Start

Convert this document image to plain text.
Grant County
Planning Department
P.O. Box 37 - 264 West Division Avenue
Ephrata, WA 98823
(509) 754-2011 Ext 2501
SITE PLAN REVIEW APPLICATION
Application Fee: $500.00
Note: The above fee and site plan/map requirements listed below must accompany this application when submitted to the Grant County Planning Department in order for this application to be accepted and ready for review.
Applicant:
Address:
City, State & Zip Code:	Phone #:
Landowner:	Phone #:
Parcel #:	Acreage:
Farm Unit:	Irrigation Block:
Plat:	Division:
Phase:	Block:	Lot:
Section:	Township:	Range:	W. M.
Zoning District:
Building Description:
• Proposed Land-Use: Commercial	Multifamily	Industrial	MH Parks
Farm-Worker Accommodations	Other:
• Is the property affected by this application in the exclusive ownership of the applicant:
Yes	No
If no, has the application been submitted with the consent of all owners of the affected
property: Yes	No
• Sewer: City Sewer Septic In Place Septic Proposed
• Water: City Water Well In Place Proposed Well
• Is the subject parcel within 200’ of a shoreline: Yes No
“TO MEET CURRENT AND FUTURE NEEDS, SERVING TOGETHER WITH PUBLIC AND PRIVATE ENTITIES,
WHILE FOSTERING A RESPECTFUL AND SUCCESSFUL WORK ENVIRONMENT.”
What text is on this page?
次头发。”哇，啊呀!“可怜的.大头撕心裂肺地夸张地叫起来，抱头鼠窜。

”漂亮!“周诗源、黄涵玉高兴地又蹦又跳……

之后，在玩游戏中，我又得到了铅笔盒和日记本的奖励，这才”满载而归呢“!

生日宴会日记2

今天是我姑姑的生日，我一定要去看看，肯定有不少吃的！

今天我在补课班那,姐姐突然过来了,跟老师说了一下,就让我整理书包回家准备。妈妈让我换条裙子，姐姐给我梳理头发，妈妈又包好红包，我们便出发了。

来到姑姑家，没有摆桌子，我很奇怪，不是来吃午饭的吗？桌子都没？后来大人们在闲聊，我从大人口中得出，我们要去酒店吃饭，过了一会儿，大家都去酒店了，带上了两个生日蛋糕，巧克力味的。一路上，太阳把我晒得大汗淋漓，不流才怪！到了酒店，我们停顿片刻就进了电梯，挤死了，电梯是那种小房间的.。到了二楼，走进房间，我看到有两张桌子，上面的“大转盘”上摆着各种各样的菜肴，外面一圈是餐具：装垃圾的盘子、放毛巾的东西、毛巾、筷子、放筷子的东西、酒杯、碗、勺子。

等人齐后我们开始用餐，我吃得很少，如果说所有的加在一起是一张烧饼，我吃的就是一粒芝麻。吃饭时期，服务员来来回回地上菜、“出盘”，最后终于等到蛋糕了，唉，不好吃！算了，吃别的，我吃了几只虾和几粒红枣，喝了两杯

End

*PROBLEM TO SOLVE*.
Note every line above where the string "affected" shows up, and copy those lines.

*SOLUTION BELOW*.
• Is the property affected by this application in the exclusive ownership of the applicant:
If no, has the application been submitted with the consent of all owners of the affected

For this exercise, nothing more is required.